Lines holding the string "Does" are the ones to copy from this listing.

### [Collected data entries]

* * * * * * * * *

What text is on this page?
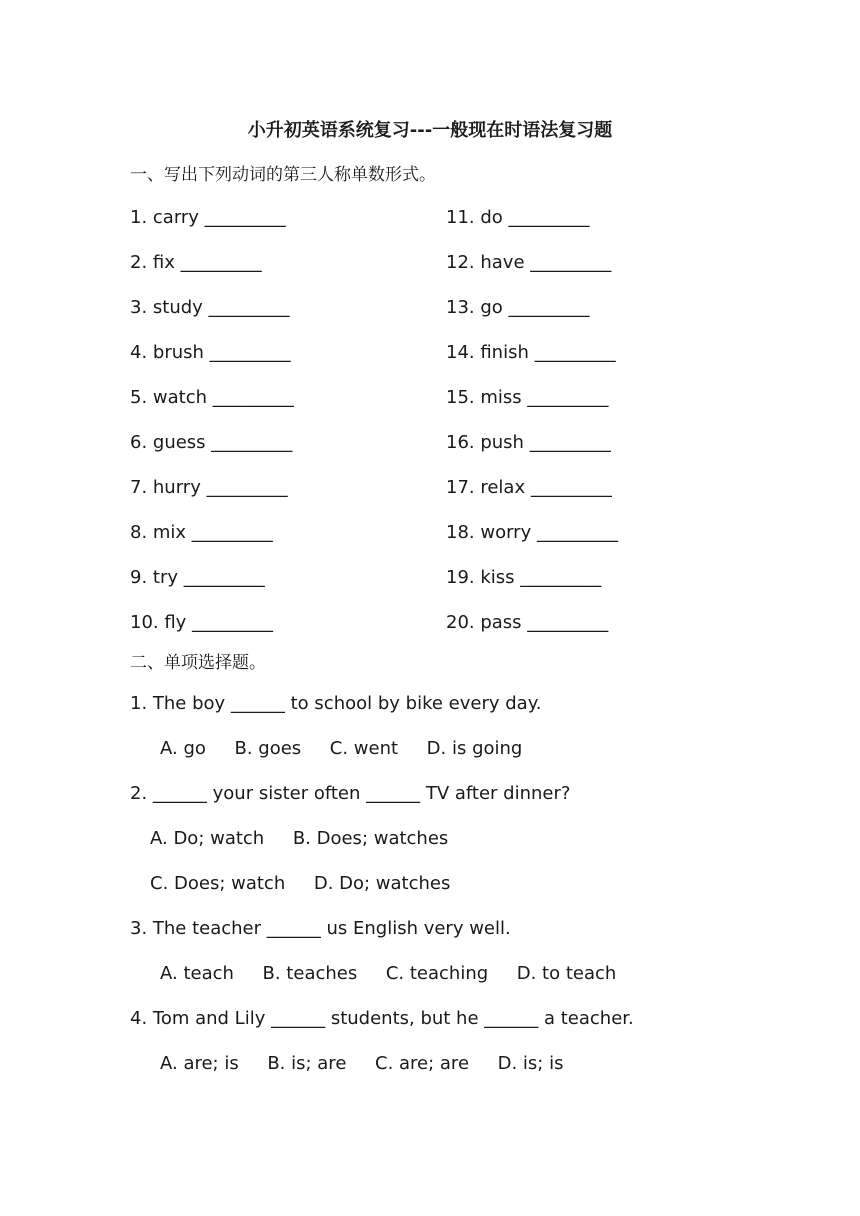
小升初英语系统复习---一般现在时语法复习题
一、写出下列动词的第三人称单数形式。
1. carry _________
2. fix _________
3. study _________
4. brush _________
5. watch _________
6. guess _________
7. hurry _________
8. mix _________
9. try _________
10. fly _________
11. do _________
12. have _________
13. go _________
14. finish _________
15. miss _________
16. push _________
17. relax _________
18. worry _________
19. kiss _________
20. pass _________
二、单项选择题。
1. The boy ______ to school by bike every day.
A. go     B. goes     C. went     D. is going
2. ______ your sister often ______ TV after dinner?
A. Do; watch     B. Does; watches
C. Does; watch     D. Do; watches
3. The teacher ______ us English very well.
A. teach     B. teaches     C. teaching     D. to teach
4. Tom and Lily ______ students, but he ______ a teacher.
A. are; is     B. is; are     C. are; are     D. is; is
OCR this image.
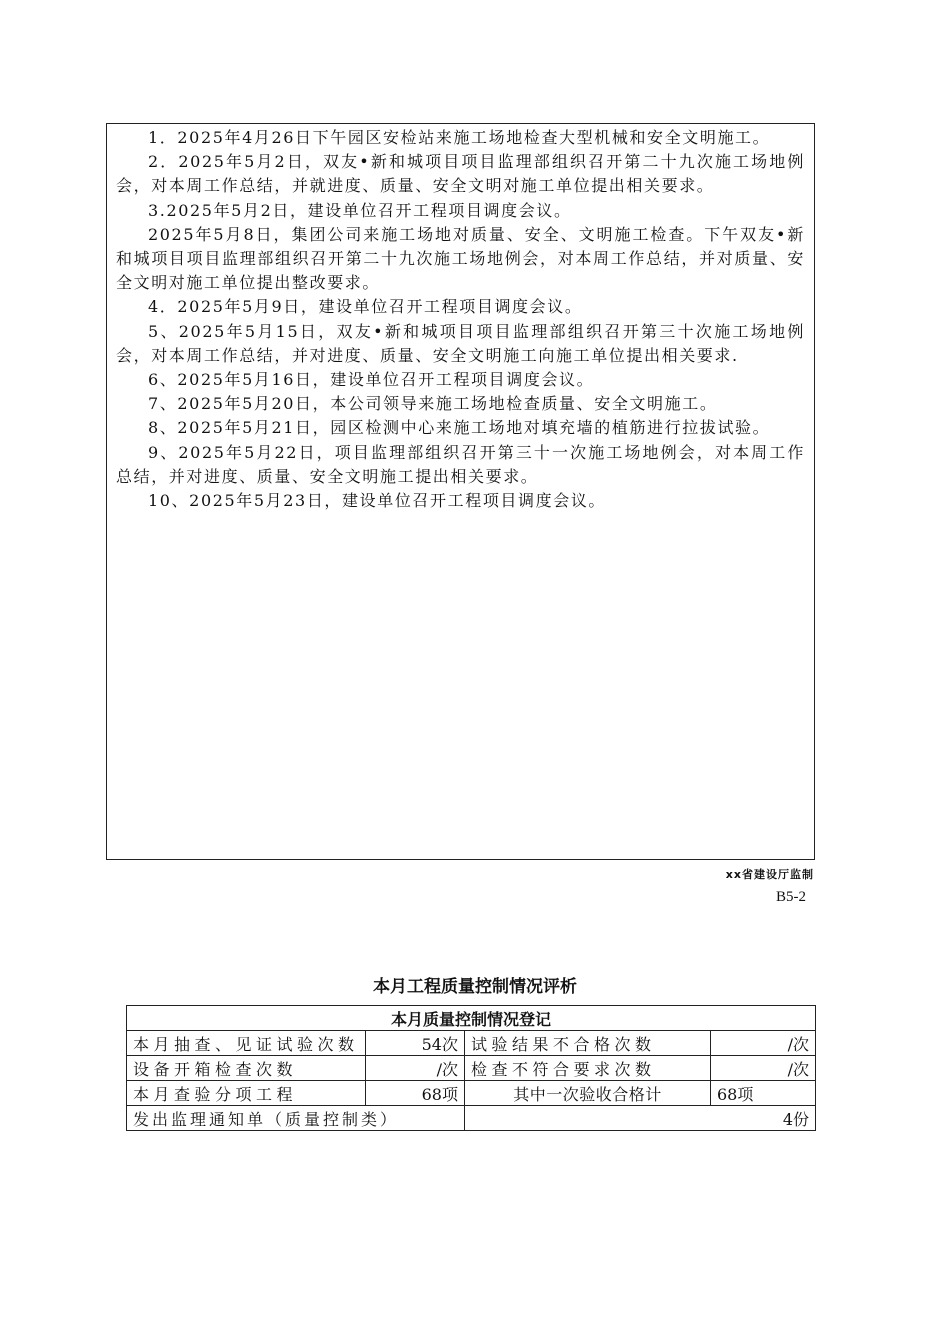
1．2025年4月26日下午园区安检站来施工场地检查大型机械和安全文明施工。

2．2025年5月2日，双友•新和城项目项目监理部组织召开第二十九次施工场地例会，对本周工作总结，并就进度、质量、安全文明对施工单位提出相关要求。

3.2025年5月2日，建设单位召开工程项目调度会议。

2025年5月8日，集团公司来施工场地对质量、安全、文明施工检查。下午双友•新和城项目项目监理部组织召开第二十九次施工场地例会，对本周工作总结，并对质量、安全文明对施工单位提出整改要求。

4．2025年5月9日，建设单位召开工程项目调度会议。

5、2025年5月15日，双友•新和城项目项目监理部组织召开第三十次施工场地例会，对本周工作总结，并对进度、质量、安全文明施工向施工单位提出相关要求.

6、2025年5月16日，建设单位召开工程项目调度会议。

7、2025年5月20日，本公司领导来施工场地检查质量、安全文明施工。

8、2025年5月21日，园区检测中心来施工场地对填充墙的植筋进行拉拔试验。

9、2025年5月22日，项目监理部组织召开第三十一次施工场地例会，对本周工作总结，并对进度、质量、安全文明施工提出相关要求。

10、2025年5月23日，建设单位召开工程项目调度会议。

xx省建设厅监制
B5-2
本月工程质量控制情况评析
本月质量控制情况登记			
本月抽查、见证试验次数	54次	试验结果不合格次数	/次
设备开箱检查次数	/次	检查不符合要求次数	/次
本月查验分项工程	68项	其中一次验收合格计	68项
发出监理通知单（质量控制类）		4份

* * * * * * * * *

### [RESPONSE FOR THIS EXERCISE]
A. Do; watch     B. Does; watches
C. Does; watch     D. Do; watches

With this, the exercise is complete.